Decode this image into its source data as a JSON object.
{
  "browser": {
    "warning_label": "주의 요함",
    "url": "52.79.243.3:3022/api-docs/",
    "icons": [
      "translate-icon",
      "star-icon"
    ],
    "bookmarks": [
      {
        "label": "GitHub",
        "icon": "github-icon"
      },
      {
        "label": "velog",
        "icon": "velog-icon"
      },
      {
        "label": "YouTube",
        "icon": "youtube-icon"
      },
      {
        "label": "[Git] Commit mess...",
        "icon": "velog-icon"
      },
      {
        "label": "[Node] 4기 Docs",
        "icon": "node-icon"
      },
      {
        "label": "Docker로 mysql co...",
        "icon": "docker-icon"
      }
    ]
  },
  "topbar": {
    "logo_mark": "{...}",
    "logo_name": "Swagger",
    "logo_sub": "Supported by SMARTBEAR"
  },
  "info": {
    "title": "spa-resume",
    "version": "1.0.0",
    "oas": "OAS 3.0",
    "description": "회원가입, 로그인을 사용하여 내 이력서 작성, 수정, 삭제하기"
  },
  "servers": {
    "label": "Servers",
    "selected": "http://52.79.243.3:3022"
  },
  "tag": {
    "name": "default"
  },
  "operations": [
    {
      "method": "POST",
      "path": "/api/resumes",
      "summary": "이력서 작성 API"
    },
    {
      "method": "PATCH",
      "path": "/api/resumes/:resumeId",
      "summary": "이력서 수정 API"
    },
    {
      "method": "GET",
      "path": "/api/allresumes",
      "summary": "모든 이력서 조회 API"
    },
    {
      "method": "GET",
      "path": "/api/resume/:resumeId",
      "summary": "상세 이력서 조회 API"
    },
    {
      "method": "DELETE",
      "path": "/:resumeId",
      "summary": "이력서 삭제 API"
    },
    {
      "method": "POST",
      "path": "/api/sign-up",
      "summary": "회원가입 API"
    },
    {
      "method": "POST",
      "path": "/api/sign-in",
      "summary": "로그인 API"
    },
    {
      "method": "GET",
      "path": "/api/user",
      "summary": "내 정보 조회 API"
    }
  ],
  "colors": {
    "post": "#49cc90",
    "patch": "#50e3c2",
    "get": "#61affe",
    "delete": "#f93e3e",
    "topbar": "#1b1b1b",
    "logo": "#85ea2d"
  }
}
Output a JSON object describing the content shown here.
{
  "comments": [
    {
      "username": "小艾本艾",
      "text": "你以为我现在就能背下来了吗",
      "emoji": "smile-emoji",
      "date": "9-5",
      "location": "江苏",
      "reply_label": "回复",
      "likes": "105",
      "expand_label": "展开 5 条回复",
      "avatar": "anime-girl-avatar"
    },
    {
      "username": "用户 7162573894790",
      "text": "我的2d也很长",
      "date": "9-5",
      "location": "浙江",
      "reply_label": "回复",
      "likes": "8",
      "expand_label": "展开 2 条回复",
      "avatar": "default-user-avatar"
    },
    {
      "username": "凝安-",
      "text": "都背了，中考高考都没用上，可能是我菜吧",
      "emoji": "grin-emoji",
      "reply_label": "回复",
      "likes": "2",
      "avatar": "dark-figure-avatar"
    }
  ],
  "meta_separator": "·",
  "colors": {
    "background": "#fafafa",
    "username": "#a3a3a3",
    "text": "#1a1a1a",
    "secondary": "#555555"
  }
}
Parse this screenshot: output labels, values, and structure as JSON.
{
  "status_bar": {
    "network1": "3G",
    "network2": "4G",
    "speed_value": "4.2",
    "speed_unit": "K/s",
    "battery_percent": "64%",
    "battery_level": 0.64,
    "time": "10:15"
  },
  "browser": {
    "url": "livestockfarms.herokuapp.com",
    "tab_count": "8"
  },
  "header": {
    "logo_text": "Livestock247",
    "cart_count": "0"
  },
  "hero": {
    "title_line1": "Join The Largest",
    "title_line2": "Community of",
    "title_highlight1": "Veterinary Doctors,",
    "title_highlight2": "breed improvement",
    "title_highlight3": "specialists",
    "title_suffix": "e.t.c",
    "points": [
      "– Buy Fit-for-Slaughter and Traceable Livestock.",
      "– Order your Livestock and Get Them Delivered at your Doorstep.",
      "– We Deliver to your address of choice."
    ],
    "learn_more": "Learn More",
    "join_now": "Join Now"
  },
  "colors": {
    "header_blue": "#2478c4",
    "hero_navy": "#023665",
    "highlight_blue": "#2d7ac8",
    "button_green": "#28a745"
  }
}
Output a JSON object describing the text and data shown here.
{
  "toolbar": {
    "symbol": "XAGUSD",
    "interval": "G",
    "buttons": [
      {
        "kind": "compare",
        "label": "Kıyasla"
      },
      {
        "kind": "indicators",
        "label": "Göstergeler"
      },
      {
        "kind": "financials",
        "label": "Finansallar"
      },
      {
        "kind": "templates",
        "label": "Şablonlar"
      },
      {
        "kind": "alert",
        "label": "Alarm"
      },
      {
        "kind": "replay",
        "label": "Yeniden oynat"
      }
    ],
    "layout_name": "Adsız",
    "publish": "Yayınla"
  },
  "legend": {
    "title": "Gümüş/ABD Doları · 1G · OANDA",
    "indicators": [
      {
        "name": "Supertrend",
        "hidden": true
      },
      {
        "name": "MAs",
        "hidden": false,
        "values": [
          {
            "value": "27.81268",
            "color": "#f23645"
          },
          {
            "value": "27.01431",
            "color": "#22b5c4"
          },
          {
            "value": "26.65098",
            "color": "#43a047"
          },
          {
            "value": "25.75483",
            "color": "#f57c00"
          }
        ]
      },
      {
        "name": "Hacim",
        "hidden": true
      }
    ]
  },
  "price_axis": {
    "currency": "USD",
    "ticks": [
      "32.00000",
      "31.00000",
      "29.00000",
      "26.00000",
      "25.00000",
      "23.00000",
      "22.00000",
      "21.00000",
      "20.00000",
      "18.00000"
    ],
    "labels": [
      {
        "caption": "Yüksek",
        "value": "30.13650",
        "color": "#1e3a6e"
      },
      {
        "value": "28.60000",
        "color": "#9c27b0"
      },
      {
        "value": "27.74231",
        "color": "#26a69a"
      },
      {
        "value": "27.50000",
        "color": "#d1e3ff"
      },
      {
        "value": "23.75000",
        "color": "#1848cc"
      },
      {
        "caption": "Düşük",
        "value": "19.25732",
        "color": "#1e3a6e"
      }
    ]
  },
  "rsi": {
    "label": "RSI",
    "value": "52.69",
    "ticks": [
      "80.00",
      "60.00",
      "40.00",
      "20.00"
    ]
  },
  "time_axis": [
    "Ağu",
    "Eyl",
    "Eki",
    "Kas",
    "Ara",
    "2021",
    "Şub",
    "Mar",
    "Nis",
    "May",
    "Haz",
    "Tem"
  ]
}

**Work instructions**
Check every line of the data, and copy the ones that contain "labels".

**Solution to the problem**
Parse this screenshot: output labels, values, and structure as JSON.
    "labels": [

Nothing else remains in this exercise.